What you have to do: A line counts if it contains the word "trªn" at least once. State how many such lines the records contain, giving the number alone.

Rows:
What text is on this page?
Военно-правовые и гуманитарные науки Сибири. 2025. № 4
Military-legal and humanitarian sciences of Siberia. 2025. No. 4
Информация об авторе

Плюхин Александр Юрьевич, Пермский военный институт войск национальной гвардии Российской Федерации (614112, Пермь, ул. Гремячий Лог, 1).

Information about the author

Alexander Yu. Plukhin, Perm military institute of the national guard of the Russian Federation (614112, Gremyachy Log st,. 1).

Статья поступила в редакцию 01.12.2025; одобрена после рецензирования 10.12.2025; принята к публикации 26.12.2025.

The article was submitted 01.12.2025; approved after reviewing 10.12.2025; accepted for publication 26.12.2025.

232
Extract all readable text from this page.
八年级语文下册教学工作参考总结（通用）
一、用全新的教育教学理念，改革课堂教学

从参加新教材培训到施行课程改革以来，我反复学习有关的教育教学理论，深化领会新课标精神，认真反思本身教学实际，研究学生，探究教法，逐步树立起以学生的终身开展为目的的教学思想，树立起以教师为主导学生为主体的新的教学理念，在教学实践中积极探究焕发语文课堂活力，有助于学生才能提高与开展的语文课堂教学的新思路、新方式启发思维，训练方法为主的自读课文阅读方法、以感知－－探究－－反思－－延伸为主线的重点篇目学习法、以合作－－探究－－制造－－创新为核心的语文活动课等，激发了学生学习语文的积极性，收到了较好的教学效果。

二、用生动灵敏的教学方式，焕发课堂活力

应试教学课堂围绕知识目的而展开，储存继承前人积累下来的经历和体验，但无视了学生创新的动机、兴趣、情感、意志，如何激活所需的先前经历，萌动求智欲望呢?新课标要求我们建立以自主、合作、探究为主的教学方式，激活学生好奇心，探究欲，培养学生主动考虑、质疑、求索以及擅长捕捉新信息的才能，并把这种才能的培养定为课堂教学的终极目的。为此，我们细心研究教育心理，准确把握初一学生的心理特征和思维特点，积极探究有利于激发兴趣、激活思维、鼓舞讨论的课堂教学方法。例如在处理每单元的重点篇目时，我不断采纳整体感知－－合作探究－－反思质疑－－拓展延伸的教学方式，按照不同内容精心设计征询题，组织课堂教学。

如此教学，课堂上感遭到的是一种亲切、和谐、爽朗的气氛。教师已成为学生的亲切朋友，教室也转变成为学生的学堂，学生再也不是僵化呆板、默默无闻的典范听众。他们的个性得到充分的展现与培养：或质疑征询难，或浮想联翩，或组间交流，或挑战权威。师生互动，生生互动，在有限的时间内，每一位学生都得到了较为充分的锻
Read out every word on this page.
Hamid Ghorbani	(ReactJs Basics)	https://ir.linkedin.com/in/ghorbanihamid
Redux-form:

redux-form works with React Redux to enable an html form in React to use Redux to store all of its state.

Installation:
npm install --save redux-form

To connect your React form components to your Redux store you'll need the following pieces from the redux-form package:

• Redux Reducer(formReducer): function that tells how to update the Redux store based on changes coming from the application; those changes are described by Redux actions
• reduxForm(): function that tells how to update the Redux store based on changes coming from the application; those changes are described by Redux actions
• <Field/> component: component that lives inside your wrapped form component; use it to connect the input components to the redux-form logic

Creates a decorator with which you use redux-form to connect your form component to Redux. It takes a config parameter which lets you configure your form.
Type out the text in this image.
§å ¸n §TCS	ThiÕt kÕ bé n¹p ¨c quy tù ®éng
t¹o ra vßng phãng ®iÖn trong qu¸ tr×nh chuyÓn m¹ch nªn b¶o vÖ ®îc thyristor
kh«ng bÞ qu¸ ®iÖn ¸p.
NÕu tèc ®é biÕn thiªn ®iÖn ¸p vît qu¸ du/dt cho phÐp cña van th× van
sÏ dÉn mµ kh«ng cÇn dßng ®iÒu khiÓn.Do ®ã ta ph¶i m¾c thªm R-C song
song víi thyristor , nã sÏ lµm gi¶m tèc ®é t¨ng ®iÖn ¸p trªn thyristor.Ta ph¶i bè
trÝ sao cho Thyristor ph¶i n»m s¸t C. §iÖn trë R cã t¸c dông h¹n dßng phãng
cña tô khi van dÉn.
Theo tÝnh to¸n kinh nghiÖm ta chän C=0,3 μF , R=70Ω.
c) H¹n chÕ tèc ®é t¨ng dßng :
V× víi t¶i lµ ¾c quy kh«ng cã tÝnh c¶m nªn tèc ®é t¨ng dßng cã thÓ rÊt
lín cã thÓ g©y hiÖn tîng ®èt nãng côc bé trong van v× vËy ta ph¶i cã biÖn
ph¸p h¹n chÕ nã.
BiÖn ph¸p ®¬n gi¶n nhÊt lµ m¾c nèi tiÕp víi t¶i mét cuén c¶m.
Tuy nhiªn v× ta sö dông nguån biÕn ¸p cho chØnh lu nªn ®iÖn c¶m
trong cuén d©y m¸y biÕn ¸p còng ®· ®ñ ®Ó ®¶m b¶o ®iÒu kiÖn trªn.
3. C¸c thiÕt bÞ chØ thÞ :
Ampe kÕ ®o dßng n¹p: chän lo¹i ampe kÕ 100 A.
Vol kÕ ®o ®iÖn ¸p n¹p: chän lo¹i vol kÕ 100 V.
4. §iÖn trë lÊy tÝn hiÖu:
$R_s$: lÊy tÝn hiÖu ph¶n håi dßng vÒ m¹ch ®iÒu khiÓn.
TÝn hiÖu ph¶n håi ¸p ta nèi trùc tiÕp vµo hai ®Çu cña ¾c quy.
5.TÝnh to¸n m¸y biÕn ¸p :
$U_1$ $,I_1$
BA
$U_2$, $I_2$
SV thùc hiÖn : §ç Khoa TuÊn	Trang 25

Output of the task: 2